Pull out every line below containing the word "snabbspolning".
# # # # #
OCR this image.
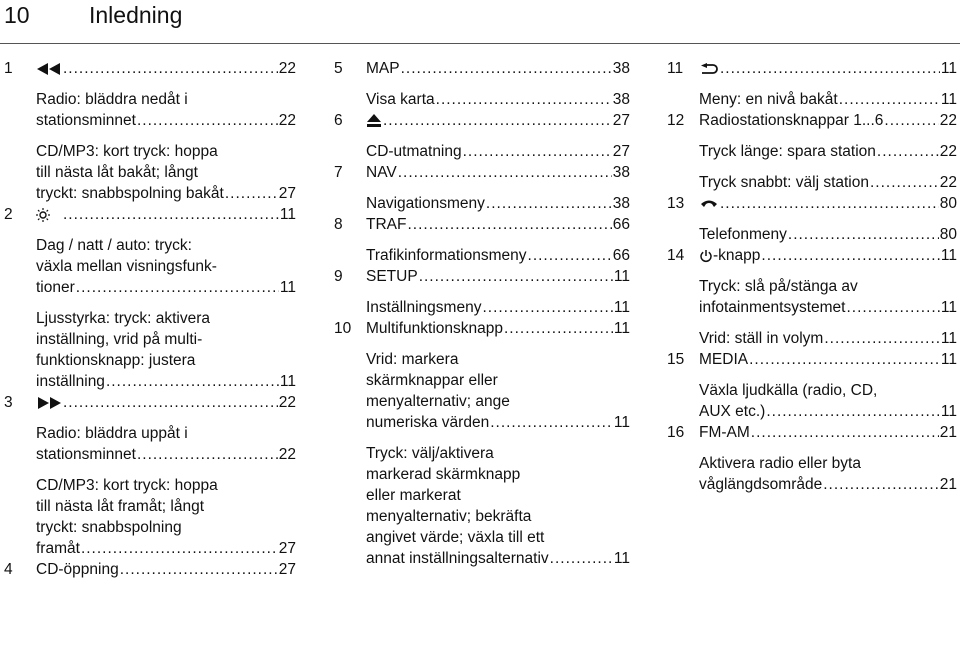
10	Inledning
1 .....	22
Radio: bläddra nedåt i
stationsminnet .....	22
CD/MP3: kort tryck: hoppa
till nästa låt bakåt; långt
tryckt: snabbspolning bakåt .....	27
2 .....	11
Dag / natt / auto: tryck:
växla mellan visningsfunk-
tioner .....	11
Ljusstyrka: tryck: aktivera
inställning, vrid på multi-
funktionsknapp: justera
inställning .....	11
3 .....	22
Radio: bläddra uppåt i
stationsminnet .....	22
CD/MP3: kort tryck: hoppa
till nästa låt framåt; långt
tryckt: snabbspolning
framåt .....	27
4 CD-öppning .....	27
5 MAP .....	38
Visa karta .....	38
6 .....	27
CD-utmatning .....	27
7 NAV .....	38
Navigationsmeny .....	38
8 TRAF .....	66
Trafikinformationsmeny .....	66
9 SETUP .....	11
Inställningsmeny .....	11
10 Multifunktionsknapp .....	11
Vrid: markera
skärmknappar eller
menyalternativ; ange
numeriska värden .....	11
Tryck: välj/aktivera
markerad skärmknapp
eller markerat
menyalternativ; bekräfta
angivet värde; växla till ett
annat inställningsalternativ .....	11
11 .....	11
Meny: en nivå bakåt .....	11
12 Radiostationsknappar 1...6 .....	22
Tryck länge: spara station .....	22
Tryck snabbt: välj station .....	22
13 .....	80
Telefonmeny .....	80
14	-knapp .....	11
Tryck: slå på/stänga av
infotainmentsystemet .....	11
Vrid: ställ in volym .....	11
15 MEDIA .....	11
Växla ljudkälla (radio, CD,
AUX etc.) .....	11
16 FM-AM .....	21
Aktivera radio eller byta
våglängdsområde .....	21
# # # # #
### RESULT OF THIS EXERCISE:
tryckt: snabbspolning bakåt .....	27
tryckt: snabbspolning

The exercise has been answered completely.